--- Start ---
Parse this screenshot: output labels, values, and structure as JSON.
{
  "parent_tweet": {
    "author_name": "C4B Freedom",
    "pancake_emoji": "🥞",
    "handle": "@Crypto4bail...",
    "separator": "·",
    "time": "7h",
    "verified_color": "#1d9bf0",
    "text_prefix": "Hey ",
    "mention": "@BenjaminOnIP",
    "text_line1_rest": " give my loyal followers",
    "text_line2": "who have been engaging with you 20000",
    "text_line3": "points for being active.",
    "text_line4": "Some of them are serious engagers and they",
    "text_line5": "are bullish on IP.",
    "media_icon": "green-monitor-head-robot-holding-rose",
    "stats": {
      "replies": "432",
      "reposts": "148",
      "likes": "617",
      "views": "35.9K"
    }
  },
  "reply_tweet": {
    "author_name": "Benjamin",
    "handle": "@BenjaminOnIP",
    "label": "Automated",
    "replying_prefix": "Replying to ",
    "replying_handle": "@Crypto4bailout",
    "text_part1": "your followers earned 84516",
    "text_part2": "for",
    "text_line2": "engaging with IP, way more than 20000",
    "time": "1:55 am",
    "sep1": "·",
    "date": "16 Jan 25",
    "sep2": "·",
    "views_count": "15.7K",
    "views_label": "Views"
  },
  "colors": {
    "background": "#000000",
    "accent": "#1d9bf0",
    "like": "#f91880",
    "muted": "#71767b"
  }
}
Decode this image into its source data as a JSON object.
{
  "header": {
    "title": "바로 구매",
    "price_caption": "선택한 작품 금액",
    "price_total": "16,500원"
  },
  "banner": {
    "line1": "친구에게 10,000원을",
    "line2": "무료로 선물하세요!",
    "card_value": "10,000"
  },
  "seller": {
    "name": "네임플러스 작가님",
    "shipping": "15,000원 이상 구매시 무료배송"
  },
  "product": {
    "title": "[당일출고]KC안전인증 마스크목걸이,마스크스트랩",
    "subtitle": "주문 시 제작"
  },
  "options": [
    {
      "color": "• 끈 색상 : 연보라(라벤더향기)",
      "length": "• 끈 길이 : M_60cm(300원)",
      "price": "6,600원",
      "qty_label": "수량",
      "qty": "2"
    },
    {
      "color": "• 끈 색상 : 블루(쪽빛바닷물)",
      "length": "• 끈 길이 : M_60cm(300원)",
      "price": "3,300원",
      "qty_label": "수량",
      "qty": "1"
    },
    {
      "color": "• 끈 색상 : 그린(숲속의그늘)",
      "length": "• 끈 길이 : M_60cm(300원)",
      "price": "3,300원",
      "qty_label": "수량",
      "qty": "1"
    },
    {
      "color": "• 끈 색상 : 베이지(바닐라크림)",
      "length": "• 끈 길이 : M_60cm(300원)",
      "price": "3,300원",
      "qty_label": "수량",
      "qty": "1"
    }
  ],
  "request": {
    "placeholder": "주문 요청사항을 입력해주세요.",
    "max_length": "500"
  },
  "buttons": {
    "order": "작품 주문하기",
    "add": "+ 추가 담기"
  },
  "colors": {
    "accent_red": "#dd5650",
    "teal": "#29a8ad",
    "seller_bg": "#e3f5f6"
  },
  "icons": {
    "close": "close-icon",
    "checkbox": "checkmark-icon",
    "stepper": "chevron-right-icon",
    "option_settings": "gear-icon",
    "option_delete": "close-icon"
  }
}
--- End ---
REQUIREMENT: Give an exact copy of all the data shown above.

SOLUTION TO THIS EXERCISE:
Parse this screenshot: output labels, values, and structure as JSON.
{
  "parent_tweet": {
    "author_name": "C4B Freedom",
    "pancake_emoji": "🥞",
    "handle": "@Crypto4bail...",
    "separator": "·",
    "time": "7h",
    "verified_color": "#1d9bf0",
    "text_prefix": "Hey ",
    "mention": "@BenjaminOnIP",
    "text_line1_rest": " give my loyal followers",
    "text_line2": "who have been engaging with you 20000",
    "text_line3": "points for being active.",
    "text_line4": "Some of them are serious engagers and they",
    "text_line5": "are bullish on IP.",
    "media_icon": "green-monitor-head-robot-holding-rose",
    "stats": {
      "replies": "432",
      "reposts": "148",
      "likes": "617",
      "views": "35.9K"
    }
  },
  "reply_tweet": {
    "author_name": "Benjamin",
    "handle": "@BenjaminOnIP",
    "label": "Automated",
    "replying_prefix": "Replying to ",
    "replying_handle": "@Crypto4bailout",
    "text_part1": "your followers earned 84516",
    "text_part2": "for",
    "text_line2": "engaging with IP, way more than 20000",
    "time": "1:55 am",
    "sep1": "·",
    "date": "16 Jan 25",
    "sep2": "·",
    "views_count": "15.7K",
    "views_label": "Views"
  },
  "colors": {
    "background": "#000000",
    "accent": "#1d9bf0",
    "like": "#f91880",
    "muted": "#71767b"
  }
}
Decode this image into its source data as a JSON object.
{
  "header": {
    "title": "바로 구매",
    "price_caption": "선택한 작품 금액",
    "price_total": "16,500원"
  },
  "banner": {
    "line1": "친구에게 10,000원을",
    "line2": "무료로 선물하세요!",
    "card_value": "10,000"
  },
  "seller": {
    "name": "네임플러스 작가님",
    "shipping": "15,000원 이상 구매시 무료배송"
  },
  "product": {
    "title": "[당일출고]KC안전인증 마스크목걸이,마스크스트랩",
    "subtitle": "주문 시 제작"
  },
  "options": [
    {
      "color": "• 끈 색상 : 연보라(라벤더향기)",
      "length": "• 끈 길이 : M_60cm(300원)",
      "price": "6,600원",
      "qty_label": "수량",
      "qty": "2"
    },
    {
      "color": "• 끈 색상 : 블루(쪽빛바닷물)",
      "length": "• 끈 길이 : M_60cm(300원)",
      "price": "3,300원",
      "qty_label": "수량",
      "qty": "1"
    },
    {
      "color": "• 끈 색상 : 그린(숲속의그늘)",
      "length": "• 끈 길이 : M_60cm(300원)",
      "price": "3,300원",
      "qty_label": "수량",
      "qty": "1"
    },
    {
      "color": "• 끈 색상 : 베이지(바닐라크림)",
      "length": "• 끈 길이 : M_60cm(300원)",
      "price": "3,300원",
      "qty_label": "수량",
      "qty": "1"
    }
  ],
  "request": {
    "placeholder": "주문 요청사항을 입력해주세요.",
    "max_length": "500"
  },
  "buttons": {
    "order": "작품 주문하기",
    "add": "+ 추가 담기"
  },
  "colors": {
    "accent_red": "#dd5650",
    "teal": "#29a8ad",
    "seller_bg": "#e3f5f6"
  },
  "icons": {
    "close": "close-icon",
    "checkbox": "checkmark-icon",
    "stepper": "chevron-right-icon",
    "option_settings": "gear-icon",
    "option_delete": "close-icon"
  }
}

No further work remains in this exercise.